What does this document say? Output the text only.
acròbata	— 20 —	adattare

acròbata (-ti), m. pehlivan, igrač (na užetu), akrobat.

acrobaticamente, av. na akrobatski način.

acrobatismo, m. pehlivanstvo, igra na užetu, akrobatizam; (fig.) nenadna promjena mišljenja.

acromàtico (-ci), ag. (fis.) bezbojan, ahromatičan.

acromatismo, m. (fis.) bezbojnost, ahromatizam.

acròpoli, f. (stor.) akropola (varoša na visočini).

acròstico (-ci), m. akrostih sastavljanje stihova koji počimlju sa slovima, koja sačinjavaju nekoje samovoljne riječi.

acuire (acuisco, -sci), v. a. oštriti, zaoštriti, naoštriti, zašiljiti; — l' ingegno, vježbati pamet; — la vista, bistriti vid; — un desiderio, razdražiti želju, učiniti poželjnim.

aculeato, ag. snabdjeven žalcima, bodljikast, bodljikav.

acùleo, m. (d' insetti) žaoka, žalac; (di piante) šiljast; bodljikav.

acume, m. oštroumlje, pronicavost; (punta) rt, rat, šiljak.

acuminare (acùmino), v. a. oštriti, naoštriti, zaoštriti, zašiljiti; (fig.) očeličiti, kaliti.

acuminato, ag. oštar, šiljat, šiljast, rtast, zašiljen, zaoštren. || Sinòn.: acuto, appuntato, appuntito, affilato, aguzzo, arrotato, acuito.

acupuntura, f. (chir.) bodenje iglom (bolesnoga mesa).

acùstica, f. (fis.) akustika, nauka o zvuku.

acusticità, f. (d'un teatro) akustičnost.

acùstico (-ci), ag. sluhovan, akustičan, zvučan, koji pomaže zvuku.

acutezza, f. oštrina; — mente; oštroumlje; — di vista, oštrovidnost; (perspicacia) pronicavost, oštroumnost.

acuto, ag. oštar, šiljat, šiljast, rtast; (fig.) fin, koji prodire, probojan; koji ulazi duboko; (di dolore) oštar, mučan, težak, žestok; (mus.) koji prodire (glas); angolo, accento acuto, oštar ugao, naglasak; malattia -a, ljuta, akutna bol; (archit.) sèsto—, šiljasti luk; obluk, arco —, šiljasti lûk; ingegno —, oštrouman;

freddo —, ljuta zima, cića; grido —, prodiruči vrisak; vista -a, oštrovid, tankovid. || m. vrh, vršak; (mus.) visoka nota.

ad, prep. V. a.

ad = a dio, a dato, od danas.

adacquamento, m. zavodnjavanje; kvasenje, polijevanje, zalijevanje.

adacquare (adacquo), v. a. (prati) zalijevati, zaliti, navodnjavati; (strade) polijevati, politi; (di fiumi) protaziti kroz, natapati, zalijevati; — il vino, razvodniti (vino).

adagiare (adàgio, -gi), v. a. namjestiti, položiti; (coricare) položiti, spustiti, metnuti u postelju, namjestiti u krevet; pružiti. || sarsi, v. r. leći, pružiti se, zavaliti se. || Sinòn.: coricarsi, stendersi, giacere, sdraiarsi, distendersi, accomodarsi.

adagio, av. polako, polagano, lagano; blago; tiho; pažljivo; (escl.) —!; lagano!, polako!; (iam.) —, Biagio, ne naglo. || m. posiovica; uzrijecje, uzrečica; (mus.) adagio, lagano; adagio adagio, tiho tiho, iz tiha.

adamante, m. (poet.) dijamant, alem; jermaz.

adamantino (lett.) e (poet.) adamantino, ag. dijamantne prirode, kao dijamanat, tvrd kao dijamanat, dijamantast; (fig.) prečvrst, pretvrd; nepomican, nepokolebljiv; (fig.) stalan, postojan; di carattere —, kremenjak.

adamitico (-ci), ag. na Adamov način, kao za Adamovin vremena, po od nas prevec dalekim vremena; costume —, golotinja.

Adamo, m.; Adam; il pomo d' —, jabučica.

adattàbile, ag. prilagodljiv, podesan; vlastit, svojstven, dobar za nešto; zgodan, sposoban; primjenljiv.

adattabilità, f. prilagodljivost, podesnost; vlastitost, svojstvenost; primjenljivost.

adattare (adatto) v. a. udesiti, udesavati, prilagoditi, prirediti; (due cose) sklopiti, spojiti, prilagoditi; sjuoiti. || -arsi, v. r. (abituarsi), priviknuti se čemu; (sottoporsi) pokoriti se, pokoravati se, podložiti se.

> **JOB**
Every record above must be duplicated exactly.

> **RESULT**
What does this document say? Output the text only.
acròbata	— 20 —	adattare

acròbata (-ti), m. pehlivan, igrač (na užetu), akrobat.

acrobaticamente, av. na akrobatski način.

acrobatismo, m. pehlivanstvo, igra na užetu, akrobatizam; (fig.) nenadna promjena mišljenja.

acromàtico (-ci), ag. (fis.) bezbojan, ahromatičan.

acromatismo, m. (fis.) bezbojnost, ahromatizam.

acròpoli, f. (stor.) akropola (varoša na visočini).

acròstico (-ci), m. akrostih sastavljanje stihova koji počimlju sa slovima, koja sačinjavaju nekoje samovoljne riječi.

acuire (acuisco, -sci), v. a. oštriti, zaoštriti, naoštriti, zašiljiti; — l' ingegno, vježbati pamet; — la vista, bistriti vid; — un desiderio, razdražiti želju, učiniti poželjnim.

aculeato, ag. snabdjeven žalcima, bodljikast, bodljikav.

acùleo, m. (d' insetti) žaoka, žalac; (di piante) šiljast; bodljikav.

acume, m. oštroumlje, pronicavost; (punta) rt, rat, šiljak.

acuminare (acùmino), v. a. oštriti, naoštriti, zaoštriti, zašiljiti; (fig.) očeličiti, kaliti.

acuminato, ag. oštar, šiljat, šiljast, rtast, zašiljen, zaoštren. || Sinòn.: acuto, appuntato, appuntito, affilato, aguzzo, arrotato, acuito.

acupuntura, f. (chir.) bodenje iglom (bolesnoga mesa).

acùstica, f. (fis.) akustika, nauka o zvuku.

acusticità, f. (d'un teatro) akustičnost.

acùstico (-ci), ag. sluhovan, akustičan, zvučan, koji pomaže zvuku.

acutezza, f. oštrina; — mente; oštroumlje; — di vista, oštrovidnost; (perspicacia) pronicavost, oštroumnost.

acuto, ag. oštar, šiljat, šiljast, rtast; (fig.) fin, koji prodire, probojan; koji ulazi duboko; (di dolore) oštar, mučan, težak, žestok; (mus.) koji prodire (glas); angolo, accento acuto, oštar ugao, naglasak; malattia -a, ljuta, akutna bol; (archit.) sèsto—, šiljasti luk; obluk, arco —, šiljasti lûk; ingegno —, oštrouman;

freddo —, ljuta zima, cića; grido —, prodiruči vrisak; vista -a, oštrovid, tankovid. || m. vrh, vršak; (mus.) visoka nota.

ad, prep. V. a.

ad = a dio, a dato, od danas.

adacquamento, m. zavodnjavanje; kvasenje, polijevanje, zalijevanje.

adacquare (adacquo), v. a. (prati) zalijevati, zaliti, navodnjavati; (strade) polijevati, politi; (di fiumi) protaziti kroz, natapati, zalijevati; — il vino, razvodniti (vino).

adagiare (adàgio, -gi), v. a. namjestiti, položiti; (coricare) položiti, spustiti, metnuti u postelju, namjestiti u krevet; pružiti. || sarsi, v. r. leći, pružiti se, zavaliti se. || Sinòn.: coricarsi, stendersi, giacere, sdraiarsi, distendersi, accomodarsi.

adagio, av. polako, polagano, lagano; blago; tiho; pažljivo; (escl.) —!; lagano!, polako!; (iam.) —, Biagio, ne naglo. || m. posiovica; uzrijecje, uzrečica; (mus.) adagio, lagano; adagio adagio, tiho tiho, iz tiha.

adamante, m. (poet.) dijamant, alem; jermaz.

adamantino (lett.) e (poet.) adamantino, ag. dijamantne prirode, kao dijamanat, tvrd kao dijamanat, dijamantast; (fig.) prečvrst, pretvrd; nepomican, nepokolebljiv; (fig.) stalan, postojan; di carattere —, kremenjak.

adamitico (-ci), ag. na Adamov način, kao za Adamovin vremena, po od nas prevec dalekim vremena; costume —, golotinja.

Adamo, m.; Adam; il pomo d' —, jabučica.

adattàbile, ag. prilagodljiv, podesan; vlastit, svojstven, dobar za nešto; zgodan, sposoban; primjenljiv.

adattabilità, f. prilagodljivost, podesnost; vlastitost, svojstvenost; primjenljivost.

adattare (adatto) v. a. udesiti, udesavati, prilagoditi, prirediti; (due cose) sklopiti, spojiti, prilagoditi; sjuoiti. || -arsi, v. r. (abituarsi), priviknuti se čemu; (sottoporsi) pokoriti se, pokoravati se, podložiti se.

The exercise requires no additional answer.